Stated task: Take all the material and copy it exactly.

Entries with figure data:
════
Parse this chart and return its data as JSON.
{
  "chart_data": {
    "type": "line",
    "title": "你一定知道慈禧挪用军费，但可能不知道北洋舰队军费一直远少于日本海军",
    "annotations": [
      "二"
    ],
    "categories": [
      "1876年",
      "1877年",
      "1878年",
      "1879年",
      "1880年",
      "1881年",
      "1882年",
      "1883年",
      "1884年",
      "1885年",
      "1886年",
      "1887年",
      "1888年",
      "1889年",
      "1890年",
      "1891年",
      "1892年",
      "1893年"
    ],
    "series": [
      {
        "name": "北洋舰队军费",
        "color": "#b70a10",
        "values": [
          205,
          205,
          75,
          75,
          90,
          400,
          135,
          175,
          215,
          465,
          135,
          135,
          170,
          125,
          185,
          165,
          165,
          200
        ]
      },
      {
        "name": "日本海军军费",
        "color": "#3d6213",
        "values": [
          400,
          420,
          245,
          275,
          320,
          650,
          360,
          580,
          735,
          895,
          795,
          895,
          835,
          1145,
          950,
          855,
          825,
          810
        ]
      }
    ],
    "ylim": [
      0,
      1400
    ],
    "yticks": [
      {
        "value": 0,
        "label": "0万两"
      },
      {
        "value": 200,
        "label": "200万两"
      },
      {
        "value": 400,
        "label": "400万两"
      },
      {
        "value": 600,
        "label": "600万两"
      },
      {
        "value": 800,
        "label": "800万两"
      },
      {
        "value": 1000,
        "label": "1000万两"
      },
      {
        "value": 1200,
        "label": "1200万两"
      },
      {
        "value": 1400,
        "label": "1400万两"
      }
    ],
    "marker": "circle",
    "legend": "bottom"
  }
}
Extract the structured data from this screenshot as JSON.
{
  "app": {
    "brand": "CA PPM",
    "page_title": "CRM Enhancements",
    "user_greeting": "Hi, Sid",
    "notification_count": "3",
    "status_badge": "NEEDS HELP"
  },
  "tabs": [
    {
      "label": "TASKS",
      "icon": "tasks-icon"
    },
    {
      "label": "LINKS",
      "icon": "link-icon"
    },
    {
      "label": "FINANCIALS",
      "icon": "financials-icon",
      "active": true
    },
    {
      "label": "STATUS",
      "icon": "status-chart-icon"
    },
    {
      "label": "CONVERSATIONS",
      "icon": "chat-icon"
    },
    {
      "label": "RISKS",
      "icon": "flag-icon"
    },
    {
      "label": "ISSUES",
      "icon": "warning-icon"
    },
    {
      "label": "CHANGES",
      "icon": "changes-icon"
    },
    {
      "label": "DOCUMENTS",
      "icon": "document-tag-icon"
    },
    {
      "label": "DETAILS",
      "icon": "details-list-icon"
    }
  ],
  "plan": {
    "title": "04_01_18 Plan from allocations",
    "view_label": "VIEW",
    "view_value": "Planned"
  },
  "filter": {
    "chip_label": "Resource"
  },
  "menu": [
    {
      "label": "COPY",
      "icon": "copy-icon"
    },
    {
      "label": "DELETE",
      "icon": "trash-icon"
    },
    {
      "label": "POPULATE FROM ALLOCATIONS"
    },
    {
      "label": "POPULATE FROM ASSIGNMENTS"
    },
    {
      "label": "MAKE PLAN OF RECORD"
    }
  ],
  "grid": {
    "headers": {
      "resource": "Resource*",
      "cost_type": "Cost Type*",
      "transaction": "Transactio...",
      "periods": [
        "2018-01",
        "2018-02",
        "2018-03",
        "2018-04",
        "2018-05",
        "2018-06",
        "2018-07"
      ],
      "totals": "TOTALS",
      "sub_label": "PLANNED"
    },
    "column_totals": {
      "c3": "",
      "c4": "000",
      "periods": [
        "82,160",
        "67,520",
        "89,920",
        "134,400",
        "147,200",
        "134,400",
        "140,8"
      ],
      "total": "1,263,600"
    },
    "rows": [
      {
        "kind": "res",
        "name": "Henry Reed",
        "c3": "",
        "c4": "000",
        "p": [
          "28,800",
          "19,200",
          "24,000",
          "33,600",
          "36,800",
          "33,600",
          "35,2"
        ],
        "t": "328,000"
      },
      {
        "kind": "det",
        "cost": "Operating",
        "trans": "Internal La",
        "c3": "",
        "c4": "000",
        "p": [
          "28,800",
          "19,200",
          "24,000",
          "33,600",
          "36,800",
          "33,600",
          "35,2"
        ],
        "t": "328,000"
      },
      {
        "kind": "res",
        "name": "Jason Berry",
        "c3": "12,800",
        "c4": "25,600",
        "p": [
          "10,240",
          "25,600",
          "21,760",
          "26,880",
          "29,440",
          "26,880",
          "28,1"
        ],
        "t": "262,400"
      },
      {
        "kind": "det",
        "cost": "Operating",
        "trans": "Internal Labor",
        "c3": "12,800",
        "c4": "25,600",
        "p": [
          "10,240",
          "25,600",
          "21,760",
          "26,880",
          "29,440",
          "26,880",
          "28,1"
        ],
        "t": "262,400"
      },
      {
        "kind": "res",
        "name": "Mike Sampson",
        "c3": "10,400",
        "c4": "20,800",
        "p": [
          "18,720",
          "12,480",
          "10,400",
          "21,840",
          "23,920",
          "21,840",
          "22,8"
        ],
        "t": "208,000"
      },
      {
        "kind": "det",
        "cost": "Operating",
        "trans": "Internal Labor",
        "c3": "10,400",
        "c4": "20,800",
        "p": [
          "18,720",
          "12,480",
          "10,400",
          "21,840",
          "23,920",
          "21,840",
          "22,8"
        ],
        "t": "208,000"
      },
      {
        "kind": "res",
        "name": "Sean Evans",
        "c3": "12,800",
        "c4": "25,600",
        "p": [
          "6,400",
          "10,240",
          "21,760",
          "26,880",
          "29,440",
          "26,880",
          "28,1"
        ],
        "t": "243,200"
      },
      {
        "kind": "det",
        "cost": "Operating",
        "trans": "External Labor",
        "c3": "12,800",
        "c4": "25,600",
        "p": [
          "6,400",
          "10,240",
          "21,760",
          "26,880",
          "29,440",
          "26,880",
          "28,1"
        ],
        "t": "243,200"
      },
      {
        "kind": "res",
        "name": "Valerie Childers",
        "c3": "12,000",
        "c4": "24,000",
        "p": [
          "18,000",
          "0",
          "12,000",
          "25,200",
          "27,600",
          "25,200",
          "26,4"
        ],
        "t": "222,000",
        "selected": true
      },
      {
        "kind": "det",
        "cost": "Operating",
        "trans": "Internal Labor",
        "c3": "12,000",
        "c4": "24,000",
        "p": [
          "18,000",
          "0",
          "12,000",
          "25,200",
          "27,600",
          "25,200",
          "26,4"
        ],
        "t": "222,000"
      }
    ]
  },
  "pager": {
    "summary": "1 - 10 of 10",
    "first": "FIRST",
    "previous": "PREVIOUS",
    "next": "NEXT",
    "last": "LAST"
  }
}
════
Answer to this exercise:
Parse this chart and return its data as JSON.
{
  "chart_data": {
    "type": "line",
    "title": "你一定知道慈禧挪用军费，但可能不知道北洋舰队军费一直远少于日本海军",
    "annotations": [
      "二"
    ],
    "categories": [
      "1876年",
      "1877年",
      "1878年",
      "1879年",
      "1880年",
      "1881年",
      "1882年",
      "1883年",
      "1884年",
      "1885年",
      "1886年",
      "1887年",
      "1888年",
      "1889年",
      "1890年",
      "1891年",
      "1892年",
      "1893年"
    ],
    "series": [
      {
        "name": "北洋舰队军费",
        "color": "#b70a10",
        "values": [
          205,
          205,
          75,
          75,
          90,
          400,
          135,
          175,
          215,
          465,
          135,
          135,
          170,
          125,
          185,
          165,
          165,
          200
        ]
      },
      {
        "name": "日本海军军费",
        "color": "#3d6213",
        "values": [
          400,
          420,
          245,
          275,
          320,
          650,
          360,
          580,
          735,
          895,
          795,
          895,
          835,
          1145,
          950,
          855,
          825,
          810
        ]
      }
    ],
    "ylim": [
      0,
      1400
    ],
    "yticks": [
      {
        "value": 0,
        "label": "0万两"
      },
      {
        "value": 200,
        "label": "200万两"
      },
      {
        "value": 400,
        "label": "400万两"
      },
      {
        "value": 600,
        "label": "600万两"
      },
      {
        "value": 800,
        "label": "800万两"
      },
      {
        "value": 1000,
        "label": "1000万两"
      },
      {
        "value": 1200,
        "label": "1200万两"
      },
      {
        "value": 1400,
        "label": "1400万两"
      }
    ],
    "marker": "circle",
    "legend": "bottom"
  }
}
Extract the structured data from this screenshot as JSON.
{
  "app": {
    "brand": "CA PPM",
    "page_title": "CRM Enhancements",
    "user_greeting": "Hi, Sid",
    "notification_count": "3",
    "status_badge": "NEEDS HELP"
  },
  "tabs": [
    {
      "label": "TASKS",
      "icon": "tasks-icon"
    },
    {
      "label": "LINKS",
      "icon": "link-icon"
    },
    {
      "label": "FINANCIALS",
      "icon": "financials-icon",
      "active": true
    },
    {
      "label": "STATUS",
      "icon": "status-chart-icon"
    },
    {
      "label": "CONVERSATIONS",
      "icon": "chat-icon"
    },
    {
      "label": "RISKS",
      "icon": "flag-icon"
    },
    {
      "label": "ISSUES",
      "icon": "warning-icon"
    },
    {
      "label": "CHANGES",
      "icon": "changes-icon"
    },
    {
      "label": "DOCUMENTS",
      "icon": "document-tag-icon"
    },
    {
      "label": "DETAILS",
      "icon": "details-list-icon"
    }
  ],
  "plan": {
    "title": "04_01_18 Plan from allocations",
    "view_label": "VIEW",
    "view_value": "Planned"
  },
  "filter": {
    "chip_label": "Resource"
  },
  "menu": [
    {
      "label": "COPY",
      "icon": "copy-icon"
    },
    {
      "label": "DELETE",
      "icon": "trash-icon"
    },
    {
      "label": "POPULATE FROM ALLOCATIONS"
    },
    {
      "label": "POPULATE FROM ASSIGNMENTS"
    },
    {
      "label": "MAKE PLAN OF RECORD"
    }
  ],
  "grid": {
    "headers": {
      "resource": "Resource*",
      "cost_type": "Cost Type*",
      "transaction": "Transactio...",
      "periods": [
        "2018-01",
        "2018-02",
        "2018-03",
        "2018-04",
        "2018-05",
        "2018-06",
        "2018-07"
      ],
      "totals": "TOTALS",
      "sub_label": "PLANNED"
    },
    "column_totals": {
      "c3": "",
      "c4": "000",
      "periods": [
        "82,160",
        "67,520",
        "89,920",
        "134,400",
        "147,200",
        "134,400",
        "140,8"
      ],
      "total": "1,263,600"
    },
    "rows": [
      {
        "kind": "res",
        "name": "Henry Reed",
        "c3": "",
        "c4": "000",
        "p": [
          "28,800",
          "19,200",
          "24,000",
          "33,600",
          "36,800",
          "33,600",
          "35,2"
        ],
        "t": "328,000"
      },
      {
        "kind": "det",
        "cost": "Operating",
        "trans": "Internal La",
        "c3": "",
        "c4": "000",
        "p": [
          "28,800",
          "19,200",
          "24,000",
          "33,600",
          "36,800",
          "33,600",
          "35,2"
        ],
        "t": "328,000"
      },
      {
        "kind": "res",
        "name": "Jason Berry",
        "c3": "12,800",
        "c4": "25,600",
        "p": [
          "10,240",
          "25,600",
          "21,760",
          "26,880",
          "29,440",
          "26,880",
          "28,1"
        ],
        "t": "262,400"
      },
      {
        "kind": "det",
        "cost": "Operating",
        "trans": "Internal Labor",
        "c3": "12,800",
        "c4": "25,600",
        "p": [
          "10,240",
          "25,600",
          "21,760",
          "26,880",
          "29,440",
          "26,880",
          "28,1"
        ],
        "t": "262,400"
      },
      {
        "kind": "res",
        "name": "Mike Sampson",
        "c3": "10,400",
        "c4": "20,800",
        "p": [
          "18,720",
          "12,480",
          "10,400",
          "21,840",
          "23,920",
          "21,840",
          "22,8"
        ],
        "t": "208,000"
      },
      {
        "kind": "det",
        "cost": "Operating",
        "trans": "Internal Labor",
        "c3": "10,400",
        "c4": "20,800",
        "p": [
          "18,720",
          "12,480",
          "10,400",
          "21,840",
          "23,920",
          "21,840",
          "22,8"
        ],
        "t": "208,000"
      },
      {
        "kind": "res",
        "name": "Sean Evans",
        "c3": "12,800",
        "c4": "25,600",
        "p": [
          "6,400",
          "10,240",
          "21,760",
          "26,880",
          "29,440",
          "26,880",
          "28,1"
        ],
        "t": "243,200"
      },
      {
        "kind": "det",
        "cost": "Operating",
        "trans": "External Labor",
        "c3": "12,800",
        "c4": "25,600",
        "p": [
          "6,400",
          "10,240",
          "21,760",
          "26,880",
          "29,440",
          "26,880",
          "28,1"
        ],
        "t": "243,200"
      },
      {
        "kind": "res",
        "name": "Valerie Childers",
        "c3": "12,000",
        "c4": "24,000",
        "p": [
          "18,000",
          "0",
          "12,000",
          "25,200",
          "27,600",
          "25,200",
          "26,4"
        ],
        "t": "222,000",
        "selected": true
      },
      {
        "kind": "det",
        "cost": "Operating",
        "trans": "Internal Labor",
        "c3": "12,000",
        "c4": "24,000",
        "p": [
          "18,000",
          "0",
          "12,000",
          "25,200",
          "27,600",
          "25,200",
          "26,4"
        ],
        "t": "222,000"
      }
    ]
  },
  "pager": {
    "summary": "1 - 10 of 10",
    "first": "FIRST",
    "previous": "PREVIOUS",
    "next": "NEXT",
    "last": "LAST"
  }
}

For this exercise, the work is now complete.